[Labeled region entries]
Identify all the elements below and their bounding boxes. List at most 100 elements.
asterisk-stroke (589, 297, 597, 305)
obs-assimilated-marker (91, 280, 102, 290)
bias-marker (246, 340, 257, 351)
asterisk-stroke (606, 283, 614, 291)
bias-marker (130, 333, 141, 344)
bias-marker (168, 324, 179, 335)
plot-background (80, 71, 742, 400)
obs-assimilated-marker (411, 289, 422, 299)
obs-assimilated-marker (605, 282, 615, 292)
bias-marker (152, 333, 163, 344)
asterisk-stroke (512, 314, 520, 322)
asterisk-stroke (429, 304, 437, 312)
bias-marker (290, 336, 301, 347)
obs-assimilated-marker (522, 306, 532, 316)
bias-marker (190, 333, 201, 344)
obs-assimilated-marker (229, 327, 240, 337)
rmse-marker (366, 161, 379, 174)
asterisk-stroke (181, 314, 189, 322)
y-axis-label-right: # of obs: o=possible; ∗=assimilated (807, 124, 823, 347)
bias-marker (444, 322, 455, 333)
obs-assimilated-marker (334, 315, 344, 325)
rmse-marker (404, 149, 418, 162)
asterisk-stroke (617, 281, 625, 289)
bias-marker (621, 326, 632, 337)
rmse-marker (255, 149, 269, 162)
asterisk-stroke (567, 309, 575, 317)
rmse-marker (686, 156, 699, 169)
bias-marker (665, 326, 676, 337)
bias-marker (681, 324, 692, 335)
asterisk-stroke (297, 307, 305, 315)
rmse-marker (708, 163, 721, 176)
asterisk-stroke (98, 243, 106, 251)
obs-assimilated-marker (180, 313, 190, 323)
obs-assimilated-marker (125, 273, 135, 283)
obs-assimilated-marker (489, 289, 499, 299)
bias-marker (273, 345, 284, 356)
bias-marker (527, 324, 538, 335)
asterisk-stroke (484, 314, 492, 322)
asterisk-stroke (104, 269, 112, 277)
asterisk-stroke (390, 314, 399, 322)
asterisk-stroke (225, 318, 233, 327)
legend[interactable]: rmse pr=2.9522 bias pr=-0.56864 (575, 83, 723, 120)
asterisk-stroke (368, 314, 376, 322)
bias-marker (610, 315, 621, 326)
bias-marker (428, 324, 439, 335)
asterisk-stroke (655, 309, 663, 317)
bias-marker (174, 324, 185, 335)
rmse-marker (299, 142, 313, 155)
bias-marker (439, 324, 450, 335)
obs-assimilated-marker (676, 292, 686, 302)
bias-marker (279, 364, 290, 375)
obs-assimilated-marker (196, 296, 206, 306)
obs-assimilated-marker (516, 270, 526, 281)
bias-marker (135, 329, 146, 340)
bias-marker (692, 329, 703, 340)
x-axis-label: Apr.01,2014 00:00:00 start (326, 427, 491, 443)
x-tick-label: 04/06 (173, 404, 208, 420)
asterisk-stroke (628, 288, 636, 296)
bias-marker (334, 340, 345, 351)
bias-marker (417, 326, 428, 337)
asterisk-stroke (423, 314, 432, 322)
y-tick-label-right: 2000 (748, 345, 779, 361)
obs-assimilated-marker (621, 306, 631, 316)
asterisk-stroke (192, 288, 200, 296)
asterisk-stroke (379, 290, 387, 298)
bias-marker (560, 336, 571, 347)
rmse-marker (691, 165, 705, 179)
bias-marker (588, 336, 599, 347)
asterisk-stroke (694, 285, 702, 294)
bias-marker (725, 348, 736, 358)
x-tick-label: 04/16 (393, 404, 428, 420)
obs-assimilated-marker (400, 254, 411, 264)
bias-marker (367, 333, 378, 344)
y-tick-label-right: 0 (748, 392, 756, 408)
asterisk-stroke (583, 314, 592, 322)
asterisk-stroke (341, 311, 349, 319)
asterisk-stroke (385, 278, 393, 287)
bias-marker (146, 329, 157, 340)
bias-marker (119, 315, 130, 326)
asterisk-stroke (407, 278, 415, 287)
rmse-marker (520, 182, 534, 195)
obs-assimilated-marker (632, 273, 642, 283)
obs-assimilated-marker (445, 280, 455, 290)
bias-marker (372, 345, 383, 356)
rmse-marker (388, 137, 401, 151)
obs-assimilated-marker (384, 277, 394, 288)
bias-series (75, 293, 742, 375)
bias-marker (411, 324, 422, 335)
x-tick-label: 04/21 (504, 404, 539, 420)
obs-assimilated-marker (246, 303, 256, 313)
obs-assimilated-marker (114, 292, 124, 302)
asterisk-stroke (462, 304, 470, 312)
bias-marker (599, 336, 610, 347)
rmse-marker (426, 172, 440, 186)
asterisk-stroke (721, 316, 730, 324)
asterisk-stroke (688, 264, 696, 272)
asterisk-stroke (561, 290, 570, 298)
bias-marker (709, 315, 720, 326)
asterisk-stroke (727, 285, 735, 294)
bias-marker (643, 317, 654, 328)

To do: Rewrite the listing above, replacing each "asterisk-stroke" with "asterisk-mark" and leaving every other line and character unchanged.

The result:
Identify all the elements below and their bounding boxes. List at most 100 elements.
asterisk-mark (589, 297, 597, 305)
obs-assimilated-marker (91, 280, 102, 290)
bias-marker (246, 340, 257, 351)
asterisk-mark (606, 283, 614, 291)
bias-marker (130, 333, 141, 344)
bias-marker (168, 324, 179, 335)
plot-background (80, 71, 742, 400)
obs-assimilated-marker (411, 289, 422, 299)
obs-assimilated-marker (605, 282, 615, 292)
bias-marker (152, 333, 163, 344)
asterisk-mark (512, 314, 520, 322)
asterisk-mark (429, 304, 437, 312)
bias-marker (290, 336, 301, 347)
obs-assimilated-marker (522, 306, 532, 316)
bias-marker (190, 333, 201, 344)
obs-assimilated-marker (229, 327, 240, 337)
rmse-marker (366, 161, 379, 174)
asterisk-mark (181, 314, 189, 322)
y-axis-label-right: # of obs: o=possible; ∗=assimilated (807, 124, 823, 347)
bias-marker (444, 322, 455, 333)
obs-assimilated-marker (334, 315, 344, 325)
rmse-marker (404, 149, 418, 162)
asterisk-mark (617, 281, 625, 289)
bias-marker (621, 326, 632, 337)
rmse-marker (255, 149, 269, 162)
asterisk-mark (567, 309, 575, 317)
rmse-marker (686, 156, 699, 169)
bias-marker (665, 326, 676, 337)
bias-marker (681, 324, 692, 335)
asterisk-mark (297, 307, 305, 315)
rmse-marker (708, 163, 721, 176)
asterisk-mark (98, 243, 106, 251)
obs-assimilated-marker (180, 313, 190, 323)
obs-assimilated-marker (125, 273, 135, 283)
obs-assimilated-marker (489, 289, 499, 299)
bias-marker (273, 345, 284, 356)
bias-marker (527, 324, 538, 335)
asterisk-mark (484, 314, 492, 322)
asterisk-mark (104, 269, 112, 277)
asterisk-mark (390, 314, 399, 322)
asterisk-mark (225, 318, 233, 327)
legend[interactable]: rmse pr=2.9522 bias pr=-0.56864 (575, 83, 723, 120)
asterisk-mark (368, 314, 376, 322)
bias-marker (610, 315, 621, 326)
bias-marker (428, 324, 439, 335)
asterisk-mark (655, 309, 663, 317)
bias-marker (174, 324, 185, 335)
rmse-marker (299, 142, 313, 155)
bias-marker (439, 324, 450, 335)
obs-assimilated-marker (676, 292, 686, 302)
bias-marker (279, 364, 290, 375)
obs-assimilated-marker (196, 296, 206, 306)
obs-assimilated-marker (516, 270, 526, 281)
bias-marker (135, 329, 146, 340)
bias-marker (692, 329, 703, 340)
x-axis-label: Apr.01,2014 00:00:00 start (326, 427, 491, 443)
x-tick-label: 04/06 (173, 404, 208, 420)
asterisk-mark (628, 288, 636, 296)
bias-marker (334, 340, 345, 351)
bias-marker (417, 326, 428, 337)
asterisk-mark (423, 314, 432, 322)
y-tick-label-right: 2000 (748, 345, 779, 361)
obs-assimilated-marker (621, 306, 631, 316)
asterisk-mark (192, 288, 200, 296)
asterisk-mark (379, 290, 387, 298)
bias-marker (560, 336, 571, 347)
rmse-marker (691, 165, 705, 179)
bias-marker (588, 336, 599, 347)
asterisk-mark (694, 285, 702, 294)
bias-marker (725, 348, 736, 358)
x-tick-label: 04/16 (393, 404, 428, 420)
obs-assimilated-marker (400, 254, 411, 264)
bias-marker (367, 333, 378, 344)
y-tick-label-right: 0 (748, 392, 756, 408)
asterisk-mark (583, 314, 592, 322)
asterisk-mark (341, 311, 349, 319)
asterisk-mark (385, 278, 393, 287)
bias-marker (146, 329, 157, 340)
bias-marker (119, 315, 130, 326)
asterisk-mark (407, 278, 415, 287)
rmse-marker (520, 182, 534, 195)
obs-assimilated-marker (632, 273, 642, 283)
obs-assimilated-marker (445, 280, 455, 290)
bias-marker (372, 345, 383, 356)
rmse-marker (388, 137, 401, 151)
obs-assimilated-marker (384, 277, 394, 288)
bias-series (75, 293, 742, 375)
bias-marker (411, 324, 422, 335)
x-tick-label: 04/21 (504, 404, 539, 420)
obs-assimilated-marker (246, 303, 256, 313)
obs-assimilated-marker (114, 292, 124, 302)
asterisk-mark (462, 304, 470, 312)
bias-marker (599, 336, 610, 347)
rmse-marker (426, 172, 440, 186)
asterisk-mark (721, 316, 730, 324)
asterisk-mark (688, 264, 696, 272)
asterisk-mark (561, 290, 570, 298)
bias-marker (709, 315, 720, 326)
asterisk-mark (727, 285, 735, 294)
bias-marker (643, 317, 654, 328)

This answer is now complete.